What is needed:
Return each line of the records with nothing changed, pictures excepted.

=== Data for this exercise ===

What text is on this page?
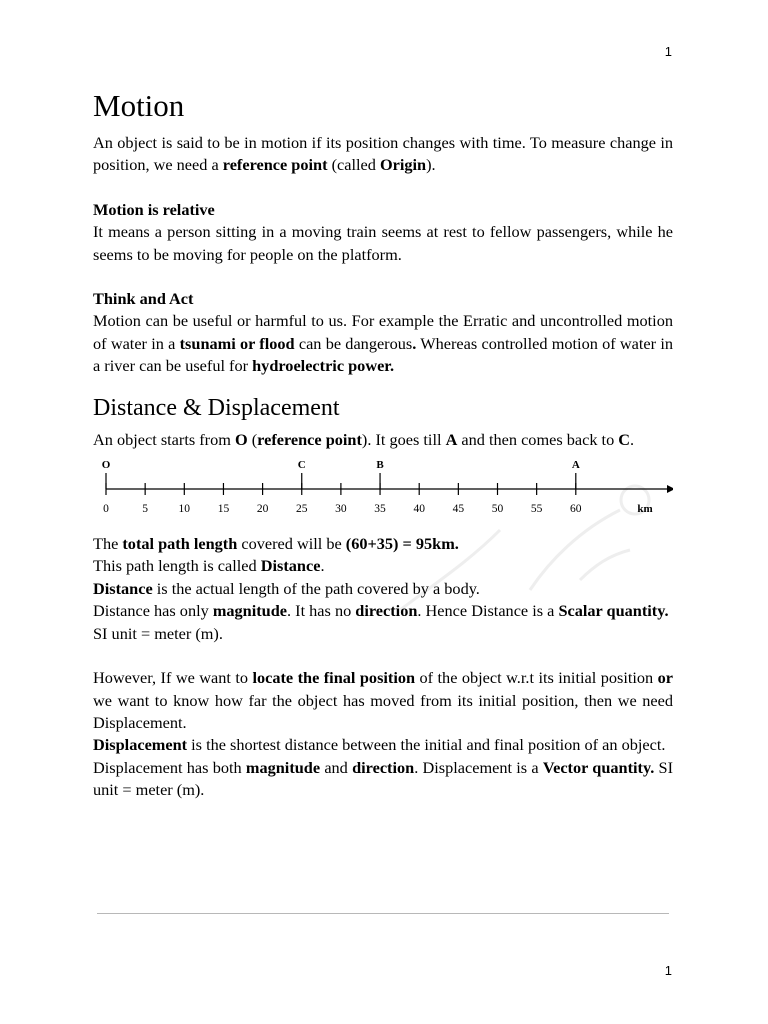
1
Motion

An object is said to be in motion if its position changes with time. To measure change in position, we need a reference point (called Origin).

Motion is relative

It means a person sitting in a moving train seems at rest to fellow passengers, while he seems to be moving for people on the platform.

Think and Act

Motion can be useful or harmful to us. For example the Erratic and uncontrolled motion of water in a tsunami or flood can be dangerous. Whereas controlled motion of water in a river can be useful for hydroelectric power.

Distance & Displacement

An object starts from O (reference point). It goes till A and then comes back to C.

0	5	10 15 20 25 30 35 40 45 50 55 60
O	C	B	A
km

The total path length covered will be (60+35) = 95km.

This path length is called Distance.

Distance is the actual length of the path covered by a body.

Distance has only magnitude. It has no direction. Hence Distance is a Scalar quantity.

SI unit = meter (m).

However, If we want to locate the final position of the object w.r.t its initial position or we want to know how far the object has moved from its initial position, then we need Displacement.

Displacement is the shortest distance between the initial and final position of an object.

Displacement has both magnitude and direction. Displacement is a Vector quantity. SI unit = meter (m).

1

===

Answer to this exercise:
What text is on this page?
1
Motion

An object is said to be in motion if its position changes with time. To measure change in position, we need a reference point (called Origin).

Motion is relative

It means a person sitting in a moving train seems at rest to fellow passengers, while he seems to be moving for people on the platform.

Think and Act

Motion can be useful or harmful to us. For example the Erratic and uncontrolled motion of water in a tsunami or flood can be dangerous. Whereas controlled motion of water in a river can be useful for hydroelectric power.

Distance & Displacement

An object starts from O (reference point). It goes till A and then comes back to C.

0	5	10 15 20 25 30 35 40 45 50 55 60
O	C	B	A
km

The total path length covered will be (60+35) = 95km.

This path length is called Distance.

Distance is the actual length of the path covered by a body.

Distance has only magnitude. It has no direction. Hence Distance is a Scalar quantity.

SI unit = meter (m).

However, If we want to locate the final position of the object w.r.t its initial position or we want to know how far the object has moved from its initial position, then we need Displacement.

Displacement is the shortest distance between the initial and final position of an object.

Displacement has both magnitude and direction. Displacement is a Vector quantity. SI unit = meter (m).

1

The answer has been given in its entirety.